> _WHAT IS REQUIRED_
Write out each line in which the string "unknown" is present.

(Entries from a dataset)
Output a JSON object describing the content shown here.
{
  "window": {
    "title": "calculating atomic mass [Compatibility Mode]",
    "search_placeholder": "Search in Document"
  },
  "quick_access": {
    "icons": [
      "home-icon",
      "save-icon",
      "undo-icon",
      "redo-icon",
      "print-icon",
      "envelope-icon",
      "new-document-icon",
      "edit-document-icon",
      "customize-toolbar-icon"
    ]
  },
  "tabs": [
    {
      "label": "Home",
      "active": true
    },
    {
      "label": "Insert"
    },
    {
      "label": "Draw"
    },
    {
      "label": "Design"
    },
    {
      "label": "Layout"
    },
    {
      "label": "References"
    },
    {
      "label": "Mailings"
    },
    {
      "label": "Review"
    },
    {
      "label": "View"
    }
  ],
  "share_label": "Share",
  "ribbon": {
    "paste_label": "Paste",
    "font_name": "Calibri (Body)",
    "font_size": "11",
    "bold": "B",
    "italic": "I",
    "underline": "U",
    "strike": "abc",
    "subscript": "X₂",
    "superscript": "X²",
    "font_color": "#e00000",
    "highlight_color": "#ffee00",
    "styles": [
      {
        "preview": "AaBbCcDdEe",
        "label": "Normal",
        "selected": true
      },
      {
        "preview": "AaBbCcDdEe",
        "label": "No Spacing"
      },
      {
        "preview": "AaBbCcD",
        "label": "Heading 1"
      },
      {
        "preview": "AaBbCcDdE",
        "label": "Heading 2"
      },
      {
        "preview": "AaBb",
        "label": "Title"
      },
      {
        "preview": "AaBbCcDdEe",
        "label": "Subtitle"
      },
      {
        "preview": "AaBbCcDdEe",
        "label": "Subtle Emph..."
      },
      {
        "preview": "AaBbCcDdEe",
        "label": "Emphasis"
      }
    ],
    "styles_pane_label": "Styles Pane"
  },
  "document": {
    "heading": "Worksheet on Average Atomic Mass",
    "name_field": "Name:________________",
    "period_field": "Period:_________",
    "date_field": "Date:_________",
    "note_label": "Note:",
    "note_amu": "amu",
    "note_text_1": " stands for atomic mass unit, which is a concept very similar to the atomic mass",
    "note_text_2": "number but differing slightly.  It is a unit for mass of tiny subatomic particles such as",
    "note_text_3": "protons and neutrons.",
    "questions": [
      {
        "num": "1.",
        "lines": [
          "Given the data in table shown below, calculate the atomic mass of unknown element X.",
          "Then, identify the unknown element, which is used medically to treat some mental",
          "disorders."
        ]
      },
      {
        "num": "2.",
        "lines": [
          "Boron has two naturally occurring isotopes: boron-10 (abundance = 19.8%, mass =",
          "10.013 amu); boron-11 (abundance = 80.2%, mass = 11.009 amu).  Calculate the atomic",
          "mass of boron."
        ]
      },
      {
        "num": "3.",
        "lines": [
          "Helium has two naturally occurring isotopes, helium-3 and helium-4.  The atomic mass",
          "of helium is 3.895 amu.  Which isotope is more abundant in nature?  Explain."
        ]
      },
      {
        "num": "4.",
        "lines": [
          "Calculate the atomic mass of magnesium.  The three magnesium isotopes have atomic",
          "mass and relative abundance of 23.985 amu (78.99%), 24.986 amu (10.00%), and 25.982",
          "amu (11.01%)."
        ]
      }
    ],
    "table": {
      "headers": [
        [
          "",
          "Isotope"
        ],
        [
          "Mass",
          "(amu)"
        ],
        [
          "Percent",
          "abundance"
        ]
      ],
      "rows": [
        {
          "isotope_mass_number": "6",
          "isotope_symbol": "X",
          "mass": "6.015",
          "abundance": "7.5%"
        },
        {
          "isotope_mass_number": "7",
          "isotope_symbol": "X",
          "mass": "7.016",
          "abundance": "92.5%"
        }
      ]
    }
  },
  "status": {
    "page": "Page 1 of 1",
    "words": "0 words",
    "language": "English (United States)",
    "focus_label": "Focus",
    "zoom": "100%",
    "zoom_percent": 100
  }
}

> _OUTPUT OF THE TASK_
          "Given the data in table shown below, calculate the atomic mass of unknown element X.",
          "Then, identify the unknown element, which is used medically to treat some mental",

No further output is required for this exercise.